__Directive__:
From the line that includes "OCR this image." to the last line of the records, inclusive, repeat each line exactly.

__Record extracts__:

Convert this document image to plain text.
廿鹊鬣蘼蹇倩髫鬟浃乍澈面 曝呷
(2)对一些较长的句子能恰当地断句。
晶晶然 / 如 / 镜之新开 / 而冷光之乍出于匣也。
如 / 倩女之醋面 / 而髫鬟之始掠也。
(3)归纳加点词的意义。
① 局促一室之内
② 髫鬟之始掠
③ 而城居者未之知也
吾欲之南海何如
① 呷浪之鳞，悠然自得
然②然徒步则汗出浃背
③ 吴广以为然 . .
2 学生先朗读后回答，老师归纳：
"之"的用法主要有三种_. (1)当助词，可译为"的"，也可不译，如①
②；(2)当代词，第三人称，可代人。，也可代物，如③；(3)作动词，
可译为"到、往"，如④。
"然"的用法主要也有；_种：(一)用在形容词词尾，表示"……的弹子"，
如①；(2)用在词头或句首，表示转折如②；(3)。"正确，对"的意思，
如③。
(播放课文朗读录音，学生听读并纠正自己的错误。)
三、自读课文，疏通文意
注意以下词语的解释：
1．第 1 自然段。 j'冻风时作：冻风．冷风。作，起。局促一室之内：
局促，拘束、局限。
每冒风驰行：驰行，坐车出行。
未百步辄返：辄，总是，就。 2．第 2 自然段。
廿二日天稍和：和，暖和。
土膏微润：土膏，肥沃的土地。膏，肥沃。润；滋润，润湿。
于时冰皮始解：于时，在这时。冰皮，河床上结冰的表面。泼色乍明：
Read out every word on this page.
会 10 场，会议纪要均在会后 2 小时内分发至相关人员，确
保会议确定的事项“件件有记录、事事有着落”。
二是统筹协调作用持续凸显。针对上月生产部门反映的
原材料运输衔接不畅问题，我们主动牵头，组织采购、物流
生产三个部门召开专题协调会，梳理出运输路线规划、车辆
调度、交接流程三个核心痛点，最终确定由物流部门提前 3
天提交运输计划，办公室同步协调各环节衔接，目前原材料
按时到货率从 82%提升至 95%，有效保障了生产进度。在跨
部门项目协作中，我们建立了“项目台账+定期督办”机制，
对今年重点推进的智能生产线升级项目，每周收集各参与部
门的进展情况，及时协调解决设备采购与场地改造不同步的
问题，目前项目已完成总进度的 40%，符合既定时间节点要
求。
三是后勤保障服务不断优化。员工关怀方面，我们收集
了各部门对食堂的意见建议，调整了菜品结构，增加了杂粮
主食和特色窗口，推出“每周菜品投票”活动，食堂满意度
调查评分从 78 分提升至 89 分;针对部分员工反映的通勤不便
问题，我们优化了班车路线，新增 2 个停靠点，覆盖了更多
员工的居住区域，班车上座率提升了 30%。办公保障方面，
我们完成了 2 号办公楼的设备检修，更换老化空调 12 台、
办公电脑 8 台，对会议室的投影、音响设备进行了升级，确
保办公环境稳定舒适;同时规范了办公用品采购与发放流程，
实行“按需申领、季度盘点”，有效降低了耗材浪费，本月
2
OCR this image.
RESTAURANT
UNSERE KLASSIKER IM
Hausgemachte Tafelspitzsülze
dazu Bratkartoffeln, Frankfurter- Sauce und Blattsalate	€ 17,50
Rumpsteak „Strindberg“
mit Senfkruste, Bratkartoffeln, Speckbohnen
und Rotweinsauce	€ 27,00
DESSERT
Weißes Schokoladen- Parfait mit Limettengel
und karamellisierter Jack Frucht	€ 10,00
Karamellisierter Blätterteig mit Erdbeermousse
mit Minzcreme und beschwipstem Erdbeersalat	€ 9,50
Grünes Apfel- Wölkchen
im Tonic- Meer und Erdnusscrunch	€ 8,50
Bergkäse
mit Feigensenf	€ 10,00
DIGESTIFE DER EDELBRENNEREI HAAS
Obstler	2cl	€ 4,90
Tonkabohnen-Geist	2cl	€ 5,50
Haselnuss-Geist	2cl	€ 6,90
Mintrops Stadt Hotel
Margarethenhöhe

__Exercise response__:
OCR this image.
RESTAURANT
UNSERE KLASSIKER IM
Hausgemachte Tafelspitzsülze
dazu Bratkartoffeln, Frankfurter- Sauce und Blattsalate	€ 17,50
Rumpsteak „Strindberg“
mit Senfkruste, Bratkartoffeln, Speckbohnen
und Rotweinsauce	€ 27,00
DESSERT
Weißes Schokoladen- Parfait mit Limettengel
und karamellisierter Jack Frucht	€ 10,00
Karamellisierter Blätterteig mit Erdbeermousse
mit Minzcreme und beschwipstem Erdbeersalat	€ 9,50
Grünes Apfel- Wölkchen
im Tonic- Meer und Erdnusscrunch	€ 8,50
Bergkäse
mit Feigensenf	€ 10,00
DIGESTIFE DER EDELBRENNEREI HAAS
Obstler	2cl	€ 4,90
Tonkabohnen-Geist	2cl	€ 5,50
Haselnuss-Geist	2cl	€ 6,90
Mintrops Stadt Hotel
Margarethenhöhe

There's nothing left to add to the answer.